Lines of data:
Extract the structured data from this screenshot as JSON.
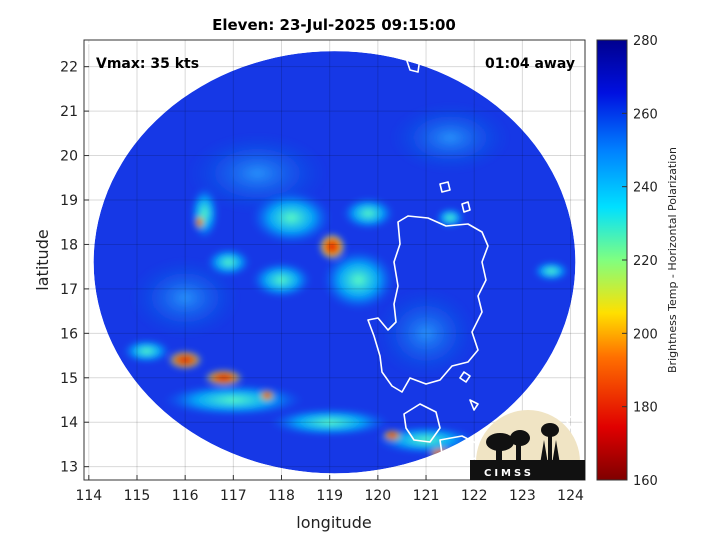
{
  "chart_data": {
    "type": "heatmap",
    "title": "Eleven: 23-Jul-2025 09:15:00",
    "annotations": {
      "vmax": "Vmax: 35 kts",
      "away": "01:04 away"
    },
    "xlabel": "longitude",
    "ylabel": "latitude",
    "xlim": [
      113.9,
      124.3
    ],
    "ylim": [
      12.7,
      22.6
    ],
    "x_ticks": [
      114,
      115,
      116,
      117,
      118,
      119,
      120,
      121,
      122,
      123,
      124
    ],
    "y_ticks": [
      13,
      14,
      15,
      16,
      17,
      18,
      19,
      20,
      21,
      22
    ],
    "grid": true,
    "colorbar": {
      "label": "Brightness Temp - Horizontal Polarization",
      "range": [
        160,
        280
      ],
      "ticks": [
        160,
        180,
        200,
        220,
        240,
        260,
        280
      ],
      "colormap": "jet"
    },
    "swath": {
      "center_lon": 119.1,
      "center_lat": 17.6,
      "radius_deg": 5.0,
      "background_temp": 268
    },
    "storm_center": {
      "lon": 119.0,
      "lat": 18.0
    },
    "features": [
      {
        "name": "eye-core",
        "lon": 119.05,
        "lat": 17.95,
        "temp": 188
      },
      {
        "name": "west-rainband",
        "lon": 116.5,
        "lat": 18.5,
        "temp": 222
      },
      {
        "name": "sw-convection",
        "lon": 116.3,
        "lat": 15.2,
        "temp": 180
      },
      {
        "name": "south-band",
        "lon": 119.0,
        "lat": 14.2,
        "temp": 222
      },
      {
        "name": "east-cell",
        "lon": 123.6,
        "lat": 17.4,
        "temp": 222
      }
    ],
    "logo": {
      "text": "CIMSS",
      "colors": {
        "panel": "#f0e4c4",
        "silhouette": "#111111"
      }
    }
  }
}
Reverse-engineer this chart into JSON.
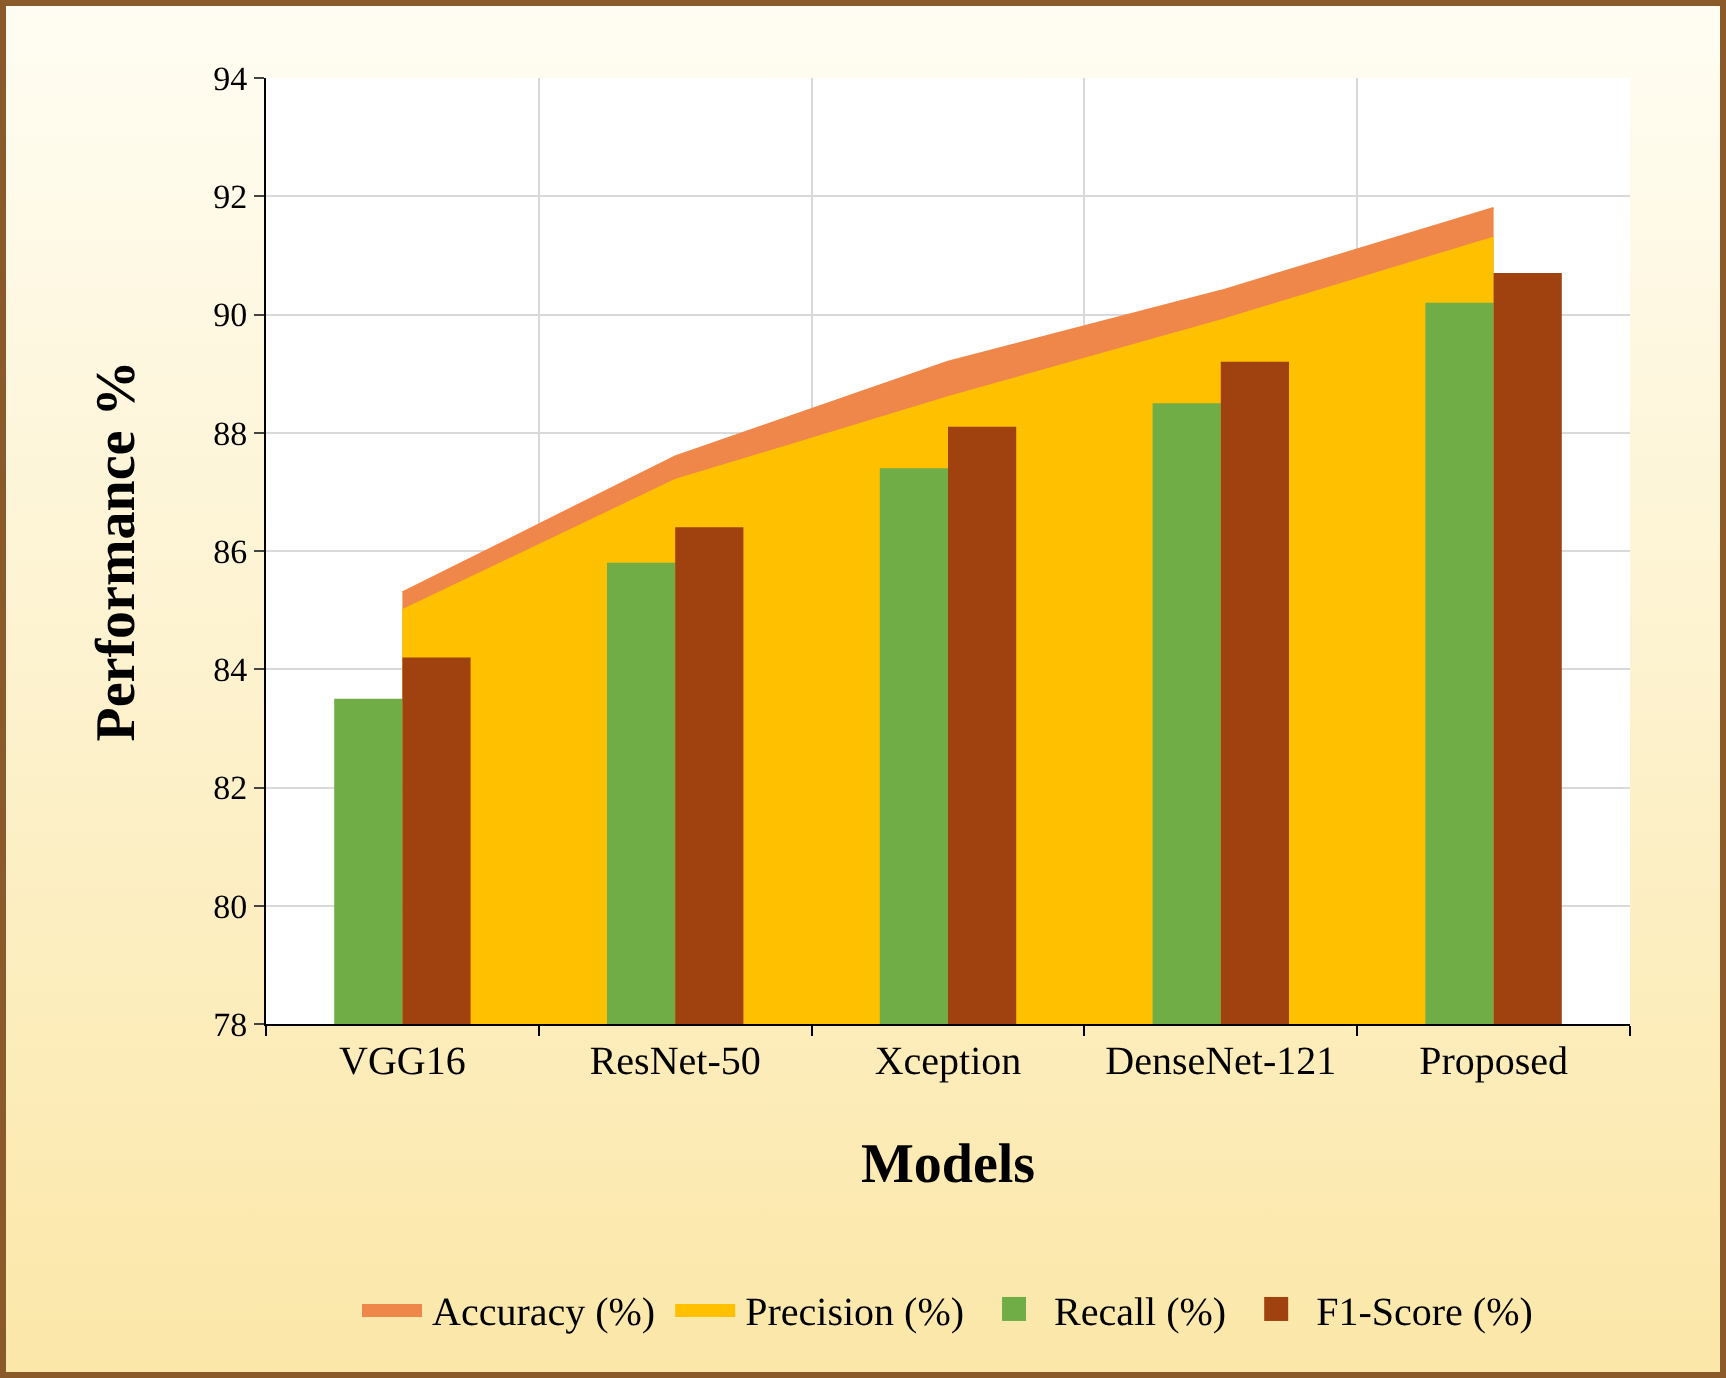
{
  "chart_data": {
    "type": "bar",
    "xlabel": "Models",
    "ylabel": "Performance %",
    "categories": [
      "VGG16",
      "ResNet-50",
      "Xception",
      "DenseNet-121",
      "Proposed"
    ],
    "series": [
      {
        "name": "Accuracy (%)",
        "type": "area",
        "color": "#f0874a",
        "values": [
          85.3,
          87.6,
          89.2,
          90.4,
          91.8
        ]
      },
      {
        "name": "Precision (%)",
        "type": "area",
        "color": "#ffc000",
        "values": [
          85.0,
          87.2,
          88.6,
          89.9,
          91.3
        ]
      },
      {
        "name": "Recall (%)",
        "color": "#70ad47",
        "values": [
          83.5,
          85.8,
          87.4,
          88.5,
          90.2
        ]
      },
      {
        "name": "F1-Score (%)",
        "color": "#a0420f",
        "values": [
          84.2,
          86.4,
          88.1,
          89.2,
          90.7
        ]
      }
    ],
    "ylim": [
      78,
      94
    ],
    "yticks": [
      78,
      80,
      82,
      84,
      86,
      88,
      90,
      92,
      94
    ],
    "grid": true,
    "legend": "bottom"
  }
}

▶ The problem
Using the records above, copy every line that has the word "ylabel" in it.

▶ Output for this exercise
    "ylabel": "latitude",
    "ylabel": "Performance %",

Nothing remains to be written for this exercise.